• [Set exercise]:
Return the listing below word for word.

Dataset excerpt
______

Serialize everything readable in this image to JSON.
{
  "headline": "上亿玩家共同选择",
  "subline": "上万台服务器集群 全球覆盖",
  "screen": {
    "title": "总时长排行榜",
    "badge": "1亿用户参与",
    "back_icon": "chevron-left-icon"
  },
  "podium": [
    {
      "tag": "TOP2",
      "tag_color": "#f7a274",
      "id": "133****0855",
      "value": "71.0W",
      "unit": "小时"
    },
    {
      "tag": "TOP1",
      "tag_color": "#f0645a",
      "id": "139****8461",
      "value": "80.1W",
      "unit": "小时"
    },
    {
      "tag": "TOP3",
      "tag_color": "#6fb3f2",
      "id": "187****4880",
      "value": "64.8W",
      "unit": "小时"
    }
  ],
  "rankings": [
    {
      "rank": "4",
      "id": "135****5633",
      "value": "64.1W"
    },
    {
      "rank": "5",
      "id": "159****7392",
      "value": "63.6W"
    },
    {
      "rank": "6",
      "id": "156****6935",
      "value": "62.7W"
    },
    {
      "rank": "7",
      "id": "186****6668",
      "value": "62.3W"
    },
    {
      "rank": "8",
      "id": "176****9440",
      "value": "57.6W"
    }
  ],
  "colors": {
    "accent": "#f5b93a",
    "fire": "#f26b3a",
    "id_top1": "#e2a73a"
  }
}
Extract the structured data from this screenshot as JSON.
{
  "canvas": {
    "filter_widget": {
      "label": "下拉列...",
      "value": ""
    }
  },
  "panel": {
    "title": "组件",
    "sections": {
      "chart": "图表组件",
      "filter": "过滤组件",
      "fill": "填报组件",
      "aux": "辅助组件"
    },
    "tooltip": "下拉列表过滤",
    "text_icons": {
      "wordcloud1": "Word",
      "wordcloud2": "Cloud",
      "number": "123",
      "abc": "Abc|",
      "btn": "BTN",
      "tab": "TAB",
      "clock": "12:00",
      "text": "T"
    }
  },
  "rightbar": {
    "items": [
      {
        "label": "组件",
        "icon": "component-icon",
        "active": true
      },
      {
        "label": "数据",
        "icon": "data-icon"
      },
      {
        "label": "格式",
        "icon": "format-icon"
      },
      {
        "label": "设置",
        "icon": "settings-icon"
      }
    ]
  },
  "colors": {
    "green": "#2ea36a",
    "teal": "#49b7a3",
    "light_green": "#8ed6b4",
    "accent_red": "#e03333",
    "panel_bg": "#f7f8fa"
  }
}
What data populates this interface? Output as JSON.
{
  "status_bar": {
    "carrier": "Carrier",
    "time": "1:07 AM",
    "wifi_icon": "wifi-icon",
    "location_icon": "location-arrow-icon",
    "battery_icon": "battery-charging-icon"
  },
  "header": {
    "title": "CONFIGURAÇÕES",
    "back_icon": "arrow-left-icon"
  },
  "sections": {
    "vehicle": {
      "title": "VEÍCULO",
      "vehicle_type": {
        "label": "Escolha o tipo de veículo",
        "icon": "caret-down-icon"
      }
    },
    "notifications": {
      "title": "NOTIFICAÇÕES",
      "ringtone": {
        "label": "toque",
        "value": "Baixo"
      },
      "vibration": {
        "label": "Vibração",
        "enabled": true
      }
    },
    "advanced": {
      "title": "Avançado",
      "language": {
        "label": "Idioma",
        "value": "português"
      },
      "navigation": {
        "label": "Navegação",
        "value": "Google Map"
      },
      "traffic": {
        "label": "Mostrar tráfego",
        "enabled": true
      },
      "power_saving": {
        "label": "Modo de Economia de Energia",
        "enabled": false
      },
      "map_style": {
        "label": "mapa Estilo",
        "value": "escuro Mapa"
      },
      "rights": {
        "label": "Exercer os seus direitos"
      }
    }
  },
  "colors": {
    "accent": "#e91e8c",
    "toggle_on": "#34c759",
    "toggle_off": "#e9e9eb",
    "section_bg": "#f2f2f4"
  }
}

______

• [Written response]:
Serialize everything readable in this image to JSON.
{
  "headline": "上亿玩家共同选择",
  "subline": "上万台服务器集群 全球覆盖",
  "screen": {
    "title": "总时长排行榜",
    "badge": "1亿用户参与",
    "back_icon": "chevron-left-icon"
  },
  "podium": [
    {
      "tag": "TOP2",
      "tag_color": "#f7a274",
      "id": "133****0855",
      "value": "71.0W",
      "unit": "小时"
    },
    {
      "tag": "TOP1",
      "tag_color": "#f0645a",
      "id": "139****8461",
      "value": "80.1W",
      "unit": "小时"
    },
    {
      "tag": "TOP3",
      "tag_color": "#6fb3f2",
      "id": "187****4880",
      "value": "64.8W",
      "unit": "小时"
    }
  ],
  "rankings": [
    {
      "rank": "4",
      "id": "135****5633",
      "value": "64.1W"
    },
    {
      "rank": "5",
      "id": "159****7392",
      "value": "63.6W"
    },
    {
      "rank": "6",
      "id": "156****6935",
      "value": "62.7W"
    },
    {
      "rank": "7",
      "id": "186****6668",
      "value": "62.3W"
    },
    {
      "rank": "8",
      "id": "176****9440",
      "value": "57.6W"
    }
  ],
  "colors": {
    "accent": "#f5b93a",
    "fire": "#f26b3a",
    "id_top1": "#e2a73a"
  }
}
Extract the structured data from this screenshot as JSON.
{
  "canvas": {
    "filter_widget": {
      "label": "下拉列...",
      "value": ""
    }
  },
  "panel": {
    "title": "组件",
    "sections": {
      "chart": "图表组件",
      "filter": "过滤组件",
      "fill": "填报组件",
      "aux": "辅助组件"
    },
    "tooltip": "下拉列表过滤",
    "text_icons": {
      "wordcloud1": "Word",
      "wordcloud2": "Cloud",
      "number": "123",
      "abc": "Abc|",
      "btn": "BTN",
      "tab": "TAB",
      "clock": "12:00",
      "text": "T"
    }
  },
  "rightbar": {
    "items": [
      {
        "label": "组件",
        "icon": "component-icon",
        "active": true
      },
      {
        "label": "数据",
        "icon": "data-icon"
      },
      {
        "label": "格式",
        "icon": "format-icon"
      },
      {
        "label": "设置",
        "icon": "settings-icon"
      }
    ]
  },
  "colors": {
    "green": "#2ea36a",
    "teal": "#49b7a3",
    "light_green": "#8ed6b4",
    "accent_red": "#e03333",
    "panel_bg": "#f7f8fa"
  }
}
What data populates this interface? Output as JSON.
{
  "status_bar": {
    "carrier": "Carrier",
    "time": "1:07 AM",
    "wifi_icon": "wifi-icon",
    "location_icon": "location-arrow-icon",
    "battery_icon": "battery-charging-icon"
  },
  "header": {
    "title": "CONFIGURAÇÕES",
    "back_icon": "arrow-left-icon"
  },
  "sections": {
    "vehicle": {
      "title": "VEÍCULO",
      "vehicle_type": {
        "label": "Escolha o tipo de veículo",
        "icon": "caret-down-icon"
      }
    },
    "notifications": {
      "title": "NOTIFICAÇÕES",
      "ringtone": {
        "label": "toque",
        "value": "Baixo"
      },
      "vibration": {
        "label": "Vibração",
        "enabled": true
      }
    },
    "advanced": {
      "title": "Avançado",
      "language": {
        "label": "Idioma",
        "value": "português"
      },
      "navigation": {
        "label": "Navegação",
        "value": "Google Map"
      },
      "traffic": {
        "label": "Mostrar tráfego",
        "enabled": true
      },
      "power_saving": {
        "label": "Modo de Economia de Energia",
        "enabled": false
      },
      "map_style": {
        "label": "mapa Estilo",
        "value": "escuro Mapa"
      },
      "rights": {
        "label": "Exercer os seus direitos"
      }
    }
  },
  "colors": {
    "accent": "#e91e8c",
    "toggle_on": "#34c759",
    "toggle_off": "#e9e9eb",
    "section_bg": "#f2f2f4"
  }
}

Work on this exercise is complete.